Alternative image descriptions
Digital content increasingly conveys important meanings through images. But how does someone who cannot see ‘see’ an image? Through the alternative description of an image or photo. This is why it is essential, explains Mussinelli, that “All photos, illustrations and graphics in a digital document or website are accompanied by an alternative description that allows those with a visual impairment to understand the content. When images do not have an alternative description, they lose meaning, becoming silent for the visually impaired.
To write a good alternative description, it is necessary to follow some rules based on a taxonomy of categories classifying the different types of images and the actual description of the picture’s content. This activity is burdensome, especially for school texts where most of the iconography is not photos but drawings, illustrations, infographics, complex images, diagrams or schemes; for this reason, LIA has started a pilot project to automate descriptions based on Artificial Intelligence. Using services based on artificial neural networks and machine learning offered by Microsoft, Google, Amazon and Facebook, a tool has been developed that receives as input an epub file, extracts all the images and automatically creates the alternative description. Mondadori Education and Rizzoli Education have also started a similar experiment based on AI. “At the moment, the accessible version of the digital text contains the images strictly necessary for comprehension, but, as far as alternative descriptions are concerned, we have recently started experimenting with AI technologies to simplify the process so that any non-textual element of the book can be included”.

- **Material shown**:
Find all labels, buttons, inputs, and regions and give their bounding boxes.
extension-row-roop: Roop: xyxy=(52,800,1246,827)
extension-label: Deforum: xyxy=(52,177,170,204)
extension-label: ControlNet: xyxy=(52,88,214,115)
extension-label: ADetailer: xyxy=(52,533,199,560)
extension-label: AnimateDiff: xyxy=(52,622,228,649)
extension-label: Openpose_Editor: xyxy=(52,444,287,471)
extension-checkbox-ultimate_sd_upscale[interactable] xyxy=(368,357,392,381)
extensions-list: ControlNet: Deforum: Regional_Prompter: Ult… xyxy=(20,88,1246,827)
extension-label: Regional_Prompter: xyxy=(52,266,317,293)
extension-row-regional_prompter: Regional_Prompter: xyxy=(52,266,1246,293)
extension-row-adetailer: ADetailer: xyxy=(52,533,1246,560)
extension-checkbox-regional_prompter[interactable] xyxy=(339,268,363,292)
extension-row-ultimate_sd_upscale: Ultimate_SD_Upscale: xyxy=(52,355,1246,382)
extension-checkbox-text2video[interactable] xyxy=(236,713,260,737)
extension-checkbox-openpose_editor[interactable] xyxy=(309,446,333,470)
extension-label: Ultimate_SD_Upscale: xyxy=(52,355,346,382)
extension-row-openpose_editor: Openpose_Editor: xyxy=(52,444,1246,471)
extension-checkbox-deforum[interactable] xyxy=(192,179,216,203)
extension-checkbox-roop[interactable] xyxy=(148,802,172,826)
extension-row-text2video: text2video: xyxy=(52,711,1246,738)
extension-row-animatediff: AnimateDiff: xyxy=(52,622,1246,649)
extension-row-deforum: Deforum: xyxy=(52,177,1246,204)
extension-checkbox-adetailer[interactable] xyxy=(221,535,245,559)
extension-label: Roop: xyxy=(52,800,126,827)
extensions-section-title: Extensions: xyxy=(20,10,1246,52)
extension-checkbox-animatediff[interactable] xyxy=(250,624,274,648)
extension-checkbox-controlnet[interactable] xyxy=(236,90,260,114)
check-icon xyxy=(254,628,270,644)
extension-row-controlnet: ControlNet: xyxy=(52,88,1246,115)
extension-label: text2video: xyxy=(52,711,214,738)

- **Work order**:
Transcribe the stretch of the text on alternative image descriptions from "Alternative image descriptions" through "the visually impaired.". None of the entries are needed for what is asked here.

- **Output for this task**:
Alternative image descriptions
Digital content increasingly conveys important meanings through images. But how does someone who cannot see ‘see’ an image? Through the alternative description of an image or photo. This is why it is essential, explains Mussinelli, that “All photos, illustrations and graphics in a digital document or website are accompanied by an alternative description that allows those with a visual impairment to understand the content. When images do not have an alternative description, they lose meaning, becoming silent for the visually impaired.